**Dataset extract:**

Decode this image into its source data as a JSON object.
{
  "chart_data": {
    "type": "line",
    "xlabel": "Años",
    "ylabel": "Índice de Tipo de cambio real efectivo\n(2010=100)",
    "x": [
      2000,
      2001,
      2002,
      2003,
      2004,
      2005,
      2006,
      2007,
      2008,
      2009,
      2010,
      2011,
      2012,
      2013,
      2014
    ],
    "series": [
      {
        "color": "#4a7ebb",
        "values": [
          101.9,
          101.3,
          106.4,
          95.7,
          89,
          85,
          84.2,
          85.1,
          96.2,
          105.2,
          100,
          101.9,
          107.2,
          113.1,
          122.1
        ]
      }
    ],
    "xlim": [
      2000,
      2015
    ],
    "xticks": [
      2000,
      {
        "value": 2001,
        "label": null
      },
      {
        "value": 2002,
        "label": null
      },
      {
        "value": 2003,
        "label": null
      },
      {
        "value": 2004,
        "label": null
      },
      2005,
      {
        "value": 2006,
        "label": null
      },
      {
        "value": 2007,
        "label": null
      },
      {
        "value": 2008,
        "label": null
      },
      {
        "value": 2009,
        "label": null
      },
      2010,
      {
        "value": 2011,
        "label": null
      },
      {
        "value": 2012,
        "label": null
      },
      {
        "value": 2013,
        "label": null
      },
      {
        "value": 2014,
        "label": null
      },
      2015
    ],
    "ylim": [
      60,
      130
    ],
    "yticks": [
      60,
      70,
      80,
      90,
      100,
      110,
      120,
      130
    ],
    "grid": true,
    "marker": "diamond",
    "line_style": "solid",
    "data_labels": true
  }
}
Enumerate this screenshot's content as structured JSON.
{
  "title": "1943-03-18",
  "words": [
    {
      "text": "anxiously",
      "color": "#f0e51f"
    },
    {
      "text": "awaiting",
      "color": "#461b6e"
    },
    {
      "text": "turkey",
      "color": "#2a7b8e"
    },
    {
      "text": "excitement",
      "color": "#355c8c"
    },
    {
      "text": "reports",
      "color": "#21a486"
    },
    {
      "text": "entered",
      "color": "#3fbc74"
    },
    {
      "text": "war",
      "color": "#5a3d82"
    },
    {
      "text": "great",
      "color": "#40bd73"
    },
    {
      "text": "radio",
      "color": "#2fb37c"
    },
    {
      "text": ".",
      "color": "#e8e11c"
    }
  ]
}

**Written problem:**
Copy in full each line that holds the word "text".

**Task solution:**
      "text": "anxiously",
      "text": "awaiting",
      "text": "turkey",
      "text": "excitement",
      "text": "reports",
      "text": "entered",
      "text": "war",
      "text": "great",
      "text": "radio",
      "text": ".",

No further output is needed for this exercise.